▶ _SET EXERCISE_: From the entries below, please gather each line containing the string "color".

▶ _Records from a collection of figures_:
-- begin --

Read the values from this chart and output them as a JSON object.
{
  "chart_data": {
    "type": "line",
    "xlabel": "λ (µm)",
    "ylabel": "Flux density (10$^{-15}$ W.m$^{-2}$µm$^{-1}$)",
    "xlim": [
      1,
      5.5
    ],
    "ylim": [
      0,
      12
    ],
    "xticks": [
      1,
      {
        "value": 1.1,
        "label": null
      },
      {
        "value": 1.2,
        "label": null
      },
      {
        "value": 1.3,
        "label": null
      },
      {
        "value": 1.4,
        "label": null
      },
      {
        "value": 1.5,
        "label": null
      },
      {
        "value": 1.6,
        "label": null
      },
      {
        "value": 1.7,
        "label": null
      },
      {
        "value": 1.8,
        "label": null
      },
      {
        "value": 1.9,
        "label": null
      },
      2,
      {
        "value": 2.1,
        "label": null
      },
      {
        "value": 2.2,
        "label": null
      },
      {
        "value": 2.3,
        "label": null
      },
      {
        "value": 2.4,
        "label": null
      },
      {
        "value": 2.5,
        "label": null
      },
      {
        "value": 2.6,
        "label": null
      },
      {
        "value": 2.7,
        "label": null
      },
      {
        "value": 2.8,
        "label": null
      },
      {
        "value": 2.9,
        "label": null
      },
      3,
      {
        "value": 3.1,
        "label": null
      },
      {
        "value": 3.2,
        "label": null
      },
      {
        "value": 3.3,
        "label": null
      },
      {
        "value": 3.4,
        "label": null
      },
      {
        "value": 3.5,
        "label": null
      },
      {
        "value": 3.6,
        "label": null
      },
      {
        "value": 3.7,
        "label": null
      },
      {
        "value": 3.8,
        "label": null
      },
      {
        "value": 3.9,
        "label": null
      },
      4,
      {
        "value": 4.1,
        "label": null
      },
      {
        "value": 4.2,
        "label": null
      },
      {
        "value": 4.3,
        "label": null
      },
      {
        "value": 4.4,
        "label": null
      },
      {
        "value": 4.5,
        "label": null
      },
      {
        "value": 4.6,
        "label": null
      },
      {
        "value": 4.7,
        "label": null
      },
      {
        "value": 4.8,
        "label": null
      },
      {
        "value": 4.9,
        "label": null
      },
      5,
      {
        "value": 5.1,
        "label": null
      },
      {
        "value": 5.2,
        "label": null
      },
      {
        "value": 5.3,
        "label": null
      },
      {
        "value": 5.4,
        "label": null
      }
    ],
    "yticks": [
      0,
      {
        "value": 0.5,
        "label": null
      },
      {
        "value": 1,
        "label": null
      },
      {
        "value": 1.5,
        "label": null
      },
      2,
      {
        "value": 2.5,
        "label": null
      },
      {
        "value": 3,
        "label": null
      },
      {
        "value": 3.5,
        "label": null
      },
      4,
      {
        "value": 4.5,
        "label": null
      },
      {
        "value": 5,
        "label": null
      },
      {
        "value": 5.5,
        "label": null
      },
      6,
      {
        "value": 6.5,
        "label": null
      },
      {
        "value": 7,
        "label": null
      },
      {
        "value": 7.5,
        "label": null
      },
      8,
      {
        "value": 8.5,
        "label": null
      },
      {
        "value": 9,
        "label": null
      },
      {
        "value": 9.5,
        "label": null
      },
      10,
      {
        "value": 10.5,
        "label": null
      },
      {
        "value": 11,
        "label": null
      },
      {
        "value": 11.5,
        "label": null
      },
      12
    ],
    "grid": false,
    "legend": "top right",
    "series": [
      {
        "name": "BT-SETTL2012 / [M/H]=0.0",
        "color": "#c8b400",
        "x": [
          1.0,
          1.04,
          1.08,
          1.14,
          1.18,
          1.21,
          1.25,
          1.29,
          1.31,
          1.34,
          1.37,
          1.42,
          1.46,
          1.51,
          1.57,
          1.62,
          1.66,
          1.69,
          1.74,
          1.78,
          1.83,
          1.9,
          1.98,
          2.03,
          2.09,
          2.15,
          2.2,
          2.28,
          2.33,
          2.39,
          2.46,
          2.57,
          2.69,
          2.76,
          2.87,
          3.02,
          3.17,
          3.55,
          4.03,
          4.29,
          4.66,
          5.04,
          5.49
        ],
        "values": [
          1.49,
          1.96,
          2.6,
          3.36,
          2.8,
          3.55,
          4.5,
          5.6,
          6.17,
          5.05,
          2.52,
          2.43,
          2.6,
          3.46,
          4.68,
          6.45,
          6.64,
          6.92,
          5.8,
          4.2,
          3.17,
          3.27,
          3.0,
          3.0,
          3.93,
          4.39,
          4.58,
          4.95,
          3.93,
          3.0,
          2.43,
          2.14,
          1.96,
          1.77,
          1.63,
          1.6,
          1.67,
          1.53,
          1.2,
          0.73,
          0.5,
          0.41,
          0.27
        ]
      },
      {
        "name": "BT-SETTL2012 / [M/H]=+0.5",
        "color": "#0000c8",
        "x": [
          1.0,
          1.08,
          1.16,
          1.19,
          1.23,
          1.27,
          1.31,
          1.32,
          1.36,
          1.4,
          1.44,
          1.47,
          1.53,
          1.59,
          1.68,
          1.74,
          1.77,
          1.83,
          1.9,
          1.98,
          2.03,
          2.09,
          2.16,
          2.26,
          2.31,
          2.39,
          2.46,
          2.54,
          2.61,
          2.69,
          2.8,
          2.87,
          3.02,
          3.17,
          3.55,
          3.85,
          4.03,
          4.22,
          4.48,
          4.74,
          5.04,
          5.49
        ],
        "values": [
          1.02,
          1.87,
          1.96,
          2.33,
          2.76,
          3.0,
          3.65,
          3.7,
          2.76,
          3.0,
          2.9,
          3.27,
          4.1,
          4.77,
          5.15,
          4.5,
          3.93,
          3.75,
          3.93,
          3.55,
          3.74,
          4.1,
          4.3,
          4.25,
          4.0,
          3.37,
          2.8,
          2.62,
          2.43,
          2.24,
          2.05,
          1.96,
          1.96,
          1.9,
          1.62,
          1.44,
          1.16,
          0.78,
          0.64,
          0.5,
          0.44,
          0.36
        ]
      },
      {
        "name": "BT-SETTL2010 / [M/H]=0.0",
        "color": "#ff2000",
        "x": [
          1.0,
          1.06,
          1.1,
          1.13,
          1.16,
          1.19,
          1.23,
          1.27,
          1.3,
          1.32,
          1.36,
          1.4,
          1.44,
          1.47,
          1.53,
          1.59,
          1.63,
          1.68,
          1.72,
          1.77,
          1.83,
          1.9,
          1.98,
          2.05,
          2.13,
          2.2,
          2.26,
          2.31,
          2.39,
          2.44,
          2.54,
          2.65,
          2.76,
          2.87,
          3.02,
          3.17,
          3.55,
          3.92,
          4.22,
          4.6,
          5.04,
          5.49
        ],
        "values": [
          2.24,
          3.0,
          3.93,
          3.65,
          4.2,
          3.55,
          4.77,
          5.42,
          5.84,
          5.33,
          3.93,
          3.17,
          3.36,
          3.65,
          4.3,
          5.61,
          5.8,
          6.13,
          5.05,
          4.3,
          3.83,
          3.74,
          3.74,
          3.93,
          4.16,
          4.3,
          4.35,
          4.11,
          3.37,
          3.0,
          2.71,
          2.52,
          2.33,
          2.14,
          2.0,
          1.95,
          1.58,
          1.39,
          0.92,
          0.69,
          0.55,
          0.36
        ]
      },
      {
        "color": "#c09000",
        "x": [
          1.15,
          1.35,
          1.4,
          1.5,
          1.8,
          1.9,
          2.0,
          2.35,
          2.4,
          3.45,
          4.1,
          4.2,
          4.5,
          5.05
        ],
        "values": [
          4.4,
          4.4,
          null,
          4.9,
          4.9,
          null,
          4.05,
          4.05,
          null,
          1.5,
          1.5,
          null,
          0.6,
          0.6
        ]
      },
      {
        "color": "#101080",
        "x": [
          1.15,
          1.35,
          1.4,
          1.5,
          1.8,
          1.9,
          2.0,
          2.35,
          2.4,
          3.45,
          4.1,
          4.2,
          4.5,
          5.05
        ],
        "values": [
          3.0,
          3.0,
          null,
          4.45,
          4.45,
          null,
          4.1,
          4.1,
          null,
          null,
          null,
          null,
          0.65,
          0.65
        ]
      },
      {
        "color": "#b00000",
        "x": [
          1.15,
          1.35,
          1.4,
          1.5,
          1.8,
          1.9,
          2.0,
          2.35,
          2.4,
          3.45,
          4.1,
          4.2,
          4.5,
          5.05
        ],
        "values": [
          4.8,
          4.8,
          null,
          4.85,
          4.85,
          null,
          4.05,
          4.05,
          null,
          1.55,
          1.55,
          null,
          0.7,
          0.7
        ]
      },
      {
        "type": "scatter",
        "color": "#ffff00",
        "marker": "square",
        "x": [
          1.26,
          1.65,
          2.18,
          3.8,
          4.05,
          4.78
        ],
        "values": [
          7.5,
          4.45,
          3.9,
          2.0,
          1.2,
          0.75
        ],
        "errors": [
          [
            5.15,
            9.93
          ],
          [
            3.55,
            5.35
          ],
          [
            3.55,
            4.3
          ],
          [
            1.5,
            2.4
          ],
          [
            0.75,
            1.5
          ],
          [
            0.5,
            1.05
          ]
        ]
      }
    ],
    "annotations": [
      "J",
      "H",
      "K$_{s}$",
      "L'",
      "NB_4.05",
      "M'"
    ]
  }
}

-- end --

▶ _OUTPUT BELOW_:
        "color": "#c8b400",
        "color": "#0000c8",
        "color": "#ff2000",
        "color": "#c09000",
        "color": "#101080",
        "color": "#b00000",
        "color": "#ffff00",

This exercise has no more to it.